> THE INPUT
--- BEGIN ---

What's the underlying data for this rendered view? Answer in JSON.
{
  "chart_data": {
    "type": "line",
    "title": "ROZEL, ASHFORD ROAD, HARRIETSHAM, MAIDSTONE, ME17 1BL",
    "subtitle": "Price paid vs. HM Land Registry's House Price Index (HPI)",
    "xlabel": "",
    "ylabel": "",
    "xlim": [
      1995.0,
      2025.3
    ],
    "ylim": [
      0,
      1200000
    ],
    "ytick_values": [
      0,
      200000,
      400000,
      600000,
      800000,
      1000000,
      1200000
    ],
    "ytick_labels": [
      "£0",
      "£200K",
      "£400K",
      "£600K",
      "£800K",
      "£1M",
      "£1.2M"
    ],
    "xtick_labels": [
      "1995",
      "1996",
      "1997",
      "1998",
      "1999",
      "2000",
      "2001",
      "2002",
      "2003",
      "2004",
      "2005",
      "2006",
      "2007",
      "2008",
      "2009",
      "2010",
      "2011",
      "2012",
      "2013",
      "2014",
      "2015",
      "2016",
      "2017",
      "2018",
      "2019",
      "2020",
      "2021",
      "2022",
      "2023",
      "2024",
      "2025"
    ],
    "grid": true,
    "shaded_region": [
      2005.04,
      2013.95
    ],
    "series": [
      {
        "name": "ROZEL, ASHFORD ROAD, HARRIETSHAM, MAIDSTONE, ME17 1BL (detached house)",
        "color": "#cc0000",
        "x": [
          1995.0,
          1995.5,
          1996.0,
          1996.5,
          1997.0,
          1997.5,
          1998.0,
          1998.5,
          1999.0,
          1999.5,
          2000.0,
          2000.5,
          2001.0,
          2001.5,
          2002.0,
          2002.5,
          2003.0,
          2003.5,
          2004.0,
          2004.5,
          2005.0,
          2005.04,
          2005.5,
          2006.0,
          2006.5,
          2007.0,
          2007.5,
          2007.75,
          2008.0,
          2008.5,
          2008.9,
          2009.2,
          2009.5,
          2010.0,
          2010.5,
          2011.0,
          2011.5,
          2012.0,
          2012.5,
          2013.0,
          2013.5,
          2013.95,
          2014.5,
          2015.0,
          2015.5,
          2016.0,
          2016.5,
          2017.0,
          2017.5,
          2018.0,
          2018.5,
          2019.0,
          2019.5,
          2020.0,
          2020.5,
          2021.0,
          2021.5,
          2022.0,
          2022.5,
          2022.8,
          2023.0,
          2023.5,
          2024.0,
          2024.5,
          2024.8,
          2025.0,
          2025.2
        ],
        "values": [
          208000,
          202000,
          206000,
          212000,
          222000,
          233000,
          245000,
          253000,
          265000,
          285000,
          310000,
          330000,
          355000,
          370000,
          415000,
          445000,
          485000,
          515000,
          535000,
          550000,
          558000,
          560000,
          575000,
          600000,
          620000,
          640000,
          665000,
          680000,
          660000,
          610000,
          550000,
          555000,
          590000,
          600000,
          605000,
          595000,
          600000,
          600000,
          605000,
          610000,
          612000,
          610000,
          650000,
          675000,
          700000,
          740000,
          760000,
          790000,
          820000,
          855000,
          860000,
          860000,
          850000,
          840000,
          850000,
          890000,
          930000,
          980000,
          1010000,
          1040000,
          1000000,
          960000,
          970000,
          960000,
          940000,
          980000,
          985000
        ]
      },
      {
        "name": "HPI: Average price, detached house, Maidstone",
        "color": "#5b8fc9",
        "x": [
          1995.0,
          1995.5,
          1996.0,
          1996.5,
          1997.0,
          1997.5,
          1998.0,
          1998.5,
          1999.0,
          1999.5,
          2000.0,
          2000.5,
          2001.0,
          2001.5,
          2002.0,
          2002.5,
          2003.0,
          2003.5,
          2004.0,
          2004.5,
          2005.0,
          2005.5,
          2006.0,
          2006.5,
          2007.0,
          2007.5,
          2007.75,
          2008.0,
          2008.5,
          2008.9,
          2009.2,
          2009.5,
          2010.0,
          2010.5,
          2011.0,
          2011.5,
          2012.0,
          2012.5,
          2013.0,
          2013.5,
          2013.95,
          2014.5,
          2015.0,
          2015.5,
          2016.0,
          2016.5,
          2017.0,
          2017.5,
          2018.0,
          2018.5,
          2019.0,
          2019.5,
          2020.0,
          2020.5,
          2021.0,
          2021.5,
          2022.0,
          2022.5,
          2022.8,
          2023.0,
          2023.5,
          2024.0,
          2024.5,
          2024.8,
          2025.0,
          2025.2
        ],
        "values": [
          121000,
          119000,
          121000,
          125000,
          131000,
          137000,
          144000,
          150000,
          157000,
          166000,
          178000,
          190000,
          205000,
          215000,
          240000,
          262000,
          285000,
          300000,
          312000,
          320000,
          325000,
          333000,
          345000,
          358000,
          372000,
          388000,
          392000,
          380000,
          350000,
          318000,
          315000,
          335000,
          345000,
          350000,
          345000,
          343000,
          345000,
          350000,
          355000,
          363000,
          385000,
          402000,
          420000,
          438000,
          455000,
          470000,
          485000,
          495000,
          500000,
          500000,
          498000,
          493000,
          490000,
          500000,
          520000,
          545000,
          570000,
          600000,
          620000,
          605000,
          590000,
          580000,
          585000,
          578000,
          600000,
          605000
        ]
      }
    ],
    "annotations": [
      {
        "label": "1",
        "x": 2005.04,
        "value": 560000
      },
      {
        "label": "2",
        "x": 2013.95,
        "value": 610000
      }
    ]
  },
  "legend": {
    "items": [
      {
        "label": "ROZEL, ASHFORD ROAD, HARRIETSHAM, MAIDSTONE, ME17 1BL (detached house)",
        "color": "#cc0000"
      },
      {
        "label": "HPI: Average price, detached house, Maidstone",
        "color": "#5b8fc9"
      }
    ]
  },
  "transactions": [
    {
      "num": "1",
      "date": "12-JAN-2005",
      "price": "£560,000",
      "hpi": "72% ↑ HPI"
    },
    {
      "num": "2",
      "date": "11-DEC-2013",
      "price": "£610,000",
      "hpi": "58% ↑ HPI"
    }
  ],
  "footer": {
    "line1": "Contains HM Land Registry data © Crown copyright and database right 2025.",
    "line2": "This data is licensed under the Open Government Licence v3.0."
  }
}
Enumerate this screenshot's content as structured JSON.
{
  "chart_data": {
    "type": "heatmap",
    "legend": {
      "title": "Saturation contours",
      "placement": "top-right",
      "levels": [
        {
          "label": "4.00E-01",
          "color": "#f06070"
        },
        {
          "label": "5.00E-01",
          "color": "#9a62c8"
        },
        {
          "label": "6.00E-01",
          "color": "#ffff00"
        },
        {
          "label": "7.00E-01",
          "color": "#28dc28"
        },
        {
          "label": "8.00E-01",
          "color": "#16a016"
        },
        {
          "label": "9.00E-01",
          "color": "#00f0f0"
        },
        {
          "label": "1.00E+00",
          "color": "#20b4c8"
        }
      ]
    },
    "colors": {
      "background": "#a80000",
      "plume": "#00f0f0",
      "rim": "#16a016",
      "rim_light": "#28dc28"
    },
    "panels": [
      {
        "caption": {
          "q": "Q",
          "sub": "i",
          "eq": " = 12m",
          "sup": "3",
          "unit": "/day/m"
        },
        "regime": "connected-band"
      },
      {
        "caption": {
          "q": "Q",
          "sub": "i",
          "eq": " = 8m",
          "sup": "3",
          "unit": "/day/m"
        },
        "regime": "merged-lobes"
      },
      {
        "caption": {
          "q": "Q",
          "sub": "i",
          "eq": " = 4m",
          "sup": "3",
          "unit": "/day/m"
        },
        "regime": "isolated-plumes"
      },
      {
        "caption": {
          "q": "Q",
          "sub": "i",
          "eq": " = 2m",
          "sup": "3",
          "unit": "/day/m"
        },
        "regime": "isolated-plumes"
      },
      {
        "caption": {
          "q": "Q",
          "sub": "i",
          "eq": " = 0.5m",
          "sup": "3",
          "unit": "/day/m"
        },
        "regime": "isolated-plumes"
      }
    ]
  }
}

--- END ---

> DIRECTIONS FOR THIS TASK
Using the records above, pull out each line where the word "Average" occurs.

> WRITTEN SOLUTION
        "name": "HPI: Average price, detached house, Maidstone",
        "label": "HPI: Average price, detached house, Maidstone",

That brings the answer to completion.